### Exercise objective
Can you reproduce the data beneath, keeping every line exact?

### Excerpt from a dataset
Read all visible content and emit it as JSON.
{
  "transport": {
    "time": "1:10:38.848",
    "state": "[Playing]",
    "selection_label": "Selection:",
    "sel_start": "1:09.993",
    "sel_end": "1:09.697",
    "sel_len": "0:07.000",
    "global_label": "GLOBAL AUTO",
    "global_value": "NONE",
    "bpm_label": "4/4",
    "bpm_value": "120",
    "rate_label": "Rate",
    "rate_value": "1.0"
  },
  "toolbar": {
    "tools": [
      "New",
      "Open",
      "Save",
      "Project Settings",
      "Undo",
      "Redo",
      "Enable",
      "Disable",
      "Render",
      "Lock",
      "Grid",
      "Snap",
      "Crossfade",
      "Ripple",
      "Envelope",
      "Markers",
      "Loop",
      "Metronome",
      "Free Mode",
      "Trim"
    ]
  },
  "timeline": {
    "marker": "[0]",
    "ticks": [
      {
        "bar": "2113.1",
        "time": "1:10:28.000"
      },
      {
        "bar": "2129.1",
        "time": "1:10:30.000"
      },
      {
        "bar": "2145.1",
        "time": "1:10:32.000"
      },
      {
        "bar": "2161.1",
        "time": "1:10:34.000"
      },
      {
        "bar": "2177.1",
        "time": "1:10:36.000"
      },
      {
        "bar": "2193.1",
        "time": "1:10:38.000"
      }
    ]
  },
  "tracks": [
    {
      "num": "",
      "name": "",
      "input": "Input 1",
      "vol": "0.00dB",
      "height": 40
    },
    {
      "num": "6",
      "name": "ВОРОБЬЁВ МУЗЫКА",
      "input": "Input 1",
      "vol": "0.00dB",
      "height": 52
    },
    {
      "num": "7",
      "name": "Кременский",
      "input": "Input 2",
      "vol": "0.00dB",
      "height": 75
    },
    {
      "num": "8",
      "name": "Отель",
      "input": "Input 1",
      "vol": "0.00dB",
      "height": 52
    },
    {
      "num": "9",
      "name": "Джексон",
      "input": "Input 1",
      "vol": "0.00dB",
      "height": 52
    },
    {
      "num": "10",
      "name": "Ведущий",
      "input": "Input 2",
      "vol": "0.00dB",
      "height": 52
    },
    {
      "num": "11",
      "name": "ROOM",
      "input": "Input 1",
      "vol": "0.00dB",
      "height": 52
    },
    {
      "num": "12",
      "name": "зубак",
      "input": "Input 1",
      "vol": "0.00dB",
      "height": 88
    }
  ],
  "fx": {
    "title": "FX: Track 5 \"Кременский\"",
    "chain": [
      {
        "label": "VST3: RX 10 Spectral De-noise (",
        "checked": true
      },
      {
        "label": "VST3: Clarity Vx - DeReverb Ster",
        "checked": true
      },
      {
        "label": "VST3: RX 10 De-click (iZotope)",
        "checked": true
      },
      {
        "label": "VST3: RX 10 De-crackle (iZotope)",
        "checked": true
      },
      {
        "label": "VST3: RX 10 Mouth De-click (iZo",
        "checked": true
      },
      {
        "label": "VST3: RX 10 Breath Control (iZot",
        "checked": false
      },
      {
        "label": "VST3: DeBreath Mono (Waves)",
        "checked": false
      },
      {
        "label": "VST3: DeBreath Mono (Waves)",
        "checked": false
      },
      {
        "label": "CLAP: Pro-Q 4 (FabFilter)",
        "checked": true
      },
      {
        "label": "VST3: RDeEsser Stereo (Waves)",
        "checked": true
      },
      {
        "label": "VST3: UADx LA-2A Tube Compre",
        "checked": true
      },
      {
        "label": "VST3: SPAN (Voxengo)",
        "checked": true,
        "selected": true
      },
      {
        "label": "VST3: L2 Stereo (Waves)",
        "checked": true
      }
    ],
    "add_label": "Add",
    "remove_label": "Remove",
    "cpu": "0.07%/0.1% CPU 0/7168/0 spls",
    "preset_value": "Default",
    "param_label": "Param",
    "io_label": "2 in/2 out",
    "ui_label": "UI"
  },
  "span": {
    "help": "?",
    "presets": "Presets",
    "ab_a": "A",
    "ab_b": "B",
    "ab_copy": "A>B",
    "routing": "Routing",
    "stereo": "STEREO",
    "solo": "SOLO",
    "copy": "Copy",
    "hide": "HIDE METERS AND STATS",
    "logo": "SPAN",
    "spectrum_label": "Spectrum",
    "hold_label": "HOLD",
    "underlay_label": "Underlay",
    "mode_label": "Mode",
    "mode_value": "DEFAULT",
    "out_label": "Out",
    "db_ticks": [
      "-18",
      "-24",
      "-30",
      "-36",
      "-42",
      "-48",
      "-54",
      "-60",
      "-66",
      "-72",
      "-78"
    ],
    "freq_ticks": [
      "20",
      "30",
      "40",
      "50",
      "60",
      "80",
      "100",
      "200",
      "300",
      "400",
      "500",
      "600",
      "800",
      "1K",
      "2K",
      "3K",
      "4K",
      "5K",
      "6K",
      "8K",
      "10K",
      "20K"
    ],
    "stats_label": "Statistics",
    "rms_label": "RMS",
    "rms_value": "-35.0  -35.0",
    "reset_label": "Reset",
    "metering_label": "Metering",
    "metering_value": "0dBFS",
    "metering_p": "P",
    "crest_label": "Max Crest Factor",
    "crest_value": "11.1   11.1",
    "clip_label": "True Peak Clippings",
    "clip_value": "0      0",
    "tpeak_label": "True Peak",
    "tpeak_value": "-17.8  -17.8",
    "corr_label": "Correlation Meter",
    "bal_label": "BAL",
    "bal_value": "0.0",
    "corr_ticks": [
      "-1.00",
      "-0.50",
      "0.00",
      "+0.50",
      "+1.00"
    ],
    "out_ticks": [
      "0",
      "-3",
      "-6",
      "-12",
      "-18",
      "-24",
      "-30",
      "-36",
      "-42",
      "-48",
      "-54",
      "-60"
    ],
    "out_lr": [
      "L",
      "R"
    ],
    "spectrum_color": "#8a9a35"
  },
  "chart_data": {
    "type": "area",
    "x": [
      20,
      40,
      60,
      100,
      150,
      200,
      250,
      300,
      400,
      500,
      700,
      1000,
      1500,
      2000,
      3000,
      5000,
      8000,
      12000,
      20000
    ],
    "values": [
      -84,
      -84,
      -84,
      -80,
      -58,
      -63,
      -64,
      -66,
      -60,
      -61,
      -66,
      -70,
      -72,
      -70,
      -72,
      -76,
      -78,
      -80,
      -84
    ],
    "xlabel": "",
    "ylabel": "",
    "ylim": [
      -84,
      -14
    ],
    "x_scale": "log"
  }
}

### Response
Read all visible content and emit it as JSON.
{
  "transport": {
    "time": "1:10:38.848",
    "state": "[Playing]",
    "selection_label": "Selection:",
    "sel_start": "1:09.993",
    "sel_end": "1:09.697",
    "sel_len": "0:07.000",
    "global_label": "GLOBAL AUTO",
    "global_value": "NONE",
    "bpm_label": "4/4",
    "bpm_value": "120",
    "rate_label": "Rate",
    "rate_value": "1.0"
  },
  "toolbar": {
    "tools": [
      "New",
      "Open",
      "Save",
      "Project Settings",
      "Undo",
      "Redo",
      "Enable",
      "Disable",
      "Render",
      "Lock",
      "Grid",
      "Snap",
      "Crossfade",
      "Ripple",
      "Envelope",
      "Markers",
      "Loop",
      "Metronome",
      "Free Mode",
      "Trim"
    ]
  },
  "timeline": {
    "marker": "[0]",
    "ticks": [
      {
        "bar": "2113.1",
        "time": "1:10:28.000"
      },
      {
        "bar": "2129.1",
        "time": "1:10:30.000"
      },
      {
        "bar": "2145.1",
        "time": "1:10:32.000"
      },
      {
        "bar": "2161.1",
        "time": "1:10:34.000"
      },
      {
        "bar": "2177.1",
        "time": "1:10:36.000"
      },
      {
        "bar": "2193.1",
        "time": "1:10:38.000"
      }
    ]
  },
  "tracks": [
    {
      "num": "",
      "name": "",
      "input": "Input 1",
      "vol": "0.00dB",
      "height": 40
    },
    {
      "num": "6",
      "name": "ВОРОБЬЁВ МУЗЫКА",
      "input": "Input 1",
      "vol": "0.00dB",
      "height": 52
    },
    {
      "num": "7",
      "name": "Кременский",
      "input": "Input 2",
      "vol": "0.00dB",
      "height": 75
    },
    {
      "num": "8",
      "name": "Отель",
      "input": "Input 1",
      "vol": "0.00dB",
      "height": 52
    },
    {
      "num": "9",
      "name": "Джексон",
      "input": "Input 1",
      "vol": "0.00dB",
      "height": 52
    },
    {
      "num": "10",
      "name": "Ведущий",
      "input": "Input 2",
      "vol": "0.00dB",
      "height": 52
    },
    {
      "num": "11",
      "name": "ROOM",
      "input": "Input 1",
      "vol": "0.00dB",
      "height": 52
    },
    {
      "num": "12",
      "name": "зубак",
      "input": "Input 1",
      "vol": "0.00dB",
      "height": 88
    }
  ],
  "fx": {
    "title": "FX: Track 5 \"Кременский\"",
    "chain": [
      {
        "label": "VST3: RX 10 Spectral De-noise (",
        "checked": true
      },
      {
        "label": "VST3: Clarity Vx - DeReverb Ster",
        "checked": true
      },
      {
        "label": "VST3: RX 10 De-click (iZotope)",
        "checked": true
      },
      {
        "label": "VST3: RX 10 De-crackle (iZotope)",
        "checked": true
      },
      {
        "label": "VST3: RX 10 Mouth De-click (iZo",
        "checked": true
      },
      {
        "label": "VST3: RX 10 Breath Control (iZot",
        "checked": false
      },
      {
        "label": "VST3: DeBreath Mono (Waves)",
        "checked": false
      },
      {
        "label": "VST3: DeBreath Mono (Waves)",
        "checked": false
      },
      {
        "label": "CLAP: Pro-Q 4 (FabFilter)",
        "checked": true
      },
      {
        "label": "VST3: RDeEsser Stereo (Waves)",
        "checked": true
      },
      {
        "label": "VST3: UADx LA-2A Tube Compre",
        "checked": true
      },
      {
        "label": "VST3: SPAN (Voxengo)",
        "checked": true,
        "selected": true
      },
      {
        "label": "VST3: L2 Stereo (Waves)",
        "checked": true
      }
    ],
    "add_label": "Add",
    "remove_label": "Remove",
    "cpu": "0.07%/0.1% CPU 0/7168/0 spls",
    "preset_value": "Default",
    "param_label": "Param",
    "io_label": "2 in/2 out",
    "ui_label": "UI"
  },
  "span": {
    "help": "?",
    "presets": "Presets",
    "ab_a": "A",
    "ab_b": "B",
    "ab_copy": "A>B",
    "routing": "Routing",
    "stereo": "STEREO",
    "solo": "SOLO",
    "copy": "Copy",
    "hide": "HIDE METERS AND STATS",
    "logo": "SPAN",
    "spectrum_label": "Spectrum",
    "hold_label": "HOLD",
    "underlay_label": "Underlay",
    "mode_label": "Mode",
    "mode_value": "DEFAULT",
    "out_label": "Out",
    "db_ticks": [
      "-18",
      "-24",
      "-30",
      "-36",
      "-42",
      "-48",
      "-54",
      "-60",
      "-66",
      "-72",
      "-78"
    ],
    "freq_ticks": [
      "20",
      "30",
      "40",
      "50",
      "60",
      "80",
      "100",
      "200",
      "300",
      "400",
      "500",
      "600",
      "800",
      "1K",
      "2K",
      "3K",
      "4K",
      "5K",
      "6K",
      "8K",
      "10K",
      "20K"
    ],
    "stats_label": "Statistics",
    "rms_label": "RMS",
    "rms_value": "-35.0  -35.0",
    "reset_label": "Reset",
    "metering_label": "Metering",
    "metering_value": "0dBFS",
    "metering_p": "P",
    "crest_label": "Max Crest Factor",
    "crest_value": "11.1   11.1",
    "clip_label": "True Peak Clippings",
    "clip_value": "0      0",
    "tpeak_label": "True Peak",
    "tpeak_value": "-17.8  -17.8",
    "corr_label": "Correlation Meter",
    "bal_label": "BAL",
    "bal_value": "0.0",
    "corr_ticks": [
      "-1.00",
      "-0.50",
      "0.00",
      "+0.50",
      "+1.00"
    ],
    "out_ticks": [
      "0",
      "-3",
      "-6",
      "-12",
      "-18",
      "-24",
      "-30",
      "-36",
      "-42",
      "-48",
      "-54",
      "-60"
    ],
    "out_lr": [
      "L",
      "R"
    ],
    "spectrum_color": "#8a9a35"
  },
  "chart_data": {
    "type": "area",
    "x": [
      20,
      40,
      60,
      100,
      150,
      200,
      250,
      300,
      400,
      500,
      700,
      1000,
      1500,
      2000,
      3000,
      5000,
      8000,
      12000,
      20000
    ],
    "values": [
      -84,
      -84,
      -84,
      -80,
      -58,
      -63,
      -64,
      -66,
      -60,
      -61,
      -66,
      -70,
      -72,
      -70,
      -72,
      -76,
      -78,
      -80,
      -84
    ],
    "xlabel": "",
    "ylabel": "",
    "ylim": [
      -84,
      -14
    ],
    "x_scale": "log"
  }
}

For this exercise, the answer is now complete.